## PROBLEM REQUIREMENTS
Please convert the records from the line with "help-scrollbar[interactable]: ▲▼ bbox=[655, 219, 671, 583]" to the line with "options-scrollbar[interactable]: ▲▼ bbox=[305, 219, 321, 583]", both included, into a Markdown table with the columns Row and Line. Number each row and leave out blank lines.

## GIVEN RECORDS
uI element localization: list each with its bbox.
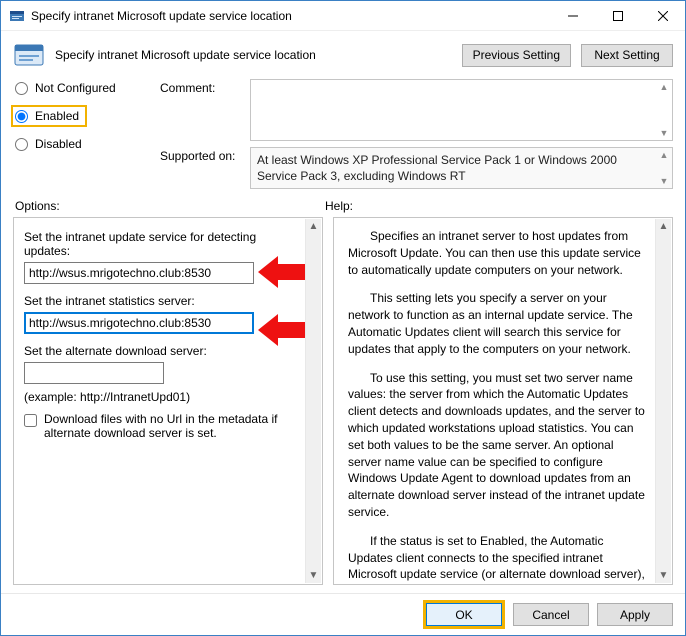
help-scrollbar[interactable]: ▲▼ bbox=[655, 219, 671, 583]
example-text: (example: http://IntranetUpd01) bbox=[24, 390, 300, 404]
cancel-button[interactable]: Cancel bbox=[513, 603, 589, 626]
options-panel: Set the intranet update service for dete… bbox=[13, 217, 323, 585]
radio-enabled-label: Enabled bbox=[35, 109, 79, 123]
maximize-button[interactable] bbox=[595, 1, 640, 31]
options-label: Options: bbox=[15, 199, 325, 213]
ok-button[interactable]: OK bbox=[426, 603, 502, 626]
apply-button[interactable]: Apply bbox=[597, 603, 673, 626]
supported-value: At least Windows XP Professional Service… bbox=[251, 148, 672, 188]
comment-input[interactable]: ▲▼ bbox=[250, 79, 673, 141]
help-p2: This setting lets you specify a server o… bbox=[348, 290, 648, 357]
update-service-label: Set the intranet update service for dete… bbox=[24, 230, 300, 258]
header: Specify intranet Microsoft update servic… bbox=[1, 31, 685, 79]
help-label: Help: bbox=[325, 199, 353, 213]
alt-server-input[interactable] bbox=[24, 362, 164, 384]
comment-scrollbar[interactable]: ▲▼ bbox=[658, 82, 670, 138]
options-scrollbar[interactable]: ▲▼ bbox=[305, 219, 321, 583]
radio-enabled[interactable]: Enabled bbox=[15, 109, 79, 123]
next-setting-button[interactable]: Next Setting bbox=[581, 44, 673, 67]
radio-disabled-input[interactable] bbox=[15, 138, 28, 151]
stats-server-label: Set the intranet statistics server: bbox=[24, 294, 300, 308]
radio-not-configured-label: Not Configured bbox=[35, 81, 116, 95]
supported-scrollbar[interactable]: ▲▼ bbox=[658, 150, 670, 186]
policy-icon bbox=[13, 39, 45, 71]
download-no-url-checkbox[interactable]: Download files with no Url in the metada… bbox=[24, 412, 300, 440]
ok-highlight: OK bbox=[423, 600, 505, 629]
comment-value bbox=[251, 80, 672, 88]
update-service-input[interactable] bbox=[24, 262, 254, 284]
comment-label: Comment: bbox=[160, 79, 240, 95]
radio-not-configured[interactable]: Not Configured bbox=[15, 81, 130, 95]
download-no-url-checkbox-label: Download files with no Url in the metada… bbox=[44, 412, 300, 440]
download-no-url-checkbox-input[interactable] bbox=[24, 414, 37, 427]
enabled-highlight: Enabled bbox=[11, 105, 87, 127]
minimize-button[interactable] bbox=[550, 1, 595, 31]
window-title: Specify intranet Microsoft update servic… bbox=[31, 9, 550, 23]
radio-enabled-input[interactable] bbox=[15, 110, 28, 123]
titlebar: Specify intranet Microsoft update servic… bbox=[1, 1, 685, 31]
help-panel: Specifies an intranet server to host upd… bbox=[333, 217, 673, 585]
status-radios: Not Configured Enabled Disabled bbox=[15, 79, 130, 189]
supported-box: At least Windows XP Professional Service… bbox=[250, 147, 673, 189]
stats-server-input[interactable] bbox=[24, 312, 254, 334]
alt-server-label: Set the alternate download server: bbox=[24, 344, 300, 358]
close-button[interactable] bbox=[640, 1, 685, 31]
supported-label: Supported on: bbox=[160, 147, 240, 163]
help-p1: Specifies an intranet server to host upd… bbox=[348, 228, 648, 278]
radio-not-configured-input[interactable] bbox=[15, 82, 28, 95]
radio-disabled-label: Disabled bbox=[35, 137, 82, 151]
window-icon bbox=[9, 8, 25, 24]
config-area: Not Configured Enabled Disabled Comment:… bbox=[1, 79, 685, 189]
radio-disabled[interactable]: Disabled bbox=[15, 137, 130, 151]
help-p4: If the status is set to Enabled, the Aut… bbox=[348, 533, 648, 585]
previous-setting-button[interactable]: Previous Setting bbox=[462, 44, 571, 67]
policy-title: Specify intranet Microsoft update servic… bbox=[55, 48, 452, 62]
footer: OK Cancel Apply bbox=[1, 593, 685, 635]
help-p3: To use this setting, you must set two se… bbox=[348, 370, 648, 521]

## ANSWER
| Row | Line |
|---|---|
| 1 | help-scrollbar[interactable]: ▲▼ bbox=[655, 219, 671, 583] |
| 2 | example-text: (example: http://IntranetUpd01) bbox=[24, 390, 300, 404] |
| 3 | cancel-button[interactable]: Cancel bbox=[513, 603, 589, 626] |
| 4 | options-panel: Set the intranet update service for dete… bbox=[13, 217, 323, 585] |
| 5 | radio-enabled-label: Enabled bbox=[35, 109, 79, 123] |
| 6 | maximize-button[interactable] bbox=[595, 1, 640, 31] |
| 7 | options-label: Options: bbox=[15, 199, 325, 213] |
| 8 | ok-button[interactable]: OK bbox=[426, 603, 502, 626] |
| 9 | apply-button[interactable]: Apply bbox=[597, 603, 673, 626] |
| 10 | supported-value: At least Windows XP Professional Service… bbox=[251, 148, 672, 188] |
| 11 | comment-input[interactable]: ▲▼ bbox=[250, 79, 673, 141] |
| 12 | help-p2: This setting lets you specify a server o… bbox=[348, 290, 648, 357] |
| 13 | update-service-label: Set the intranet update service for dete… bbox=[24, 230, 300, 258] |
| 14 | header: Specify intranet Microsoft update servic… bbox=[1, 31, 685, 79] |
| 15 | help-label: Help: bbox=[325, 199, 353, 213] |
| 16 | alt-server-input[interactable] bbox=[24, 362, 164, 384] |
| 17 | comment-scrollbar[interactable]: ▲▼ bbox=[658, 82, 670, 138] |
| 18 | options-scrollbar[interactable]: ▲▼ bbox=[305, 219, 321, 583] |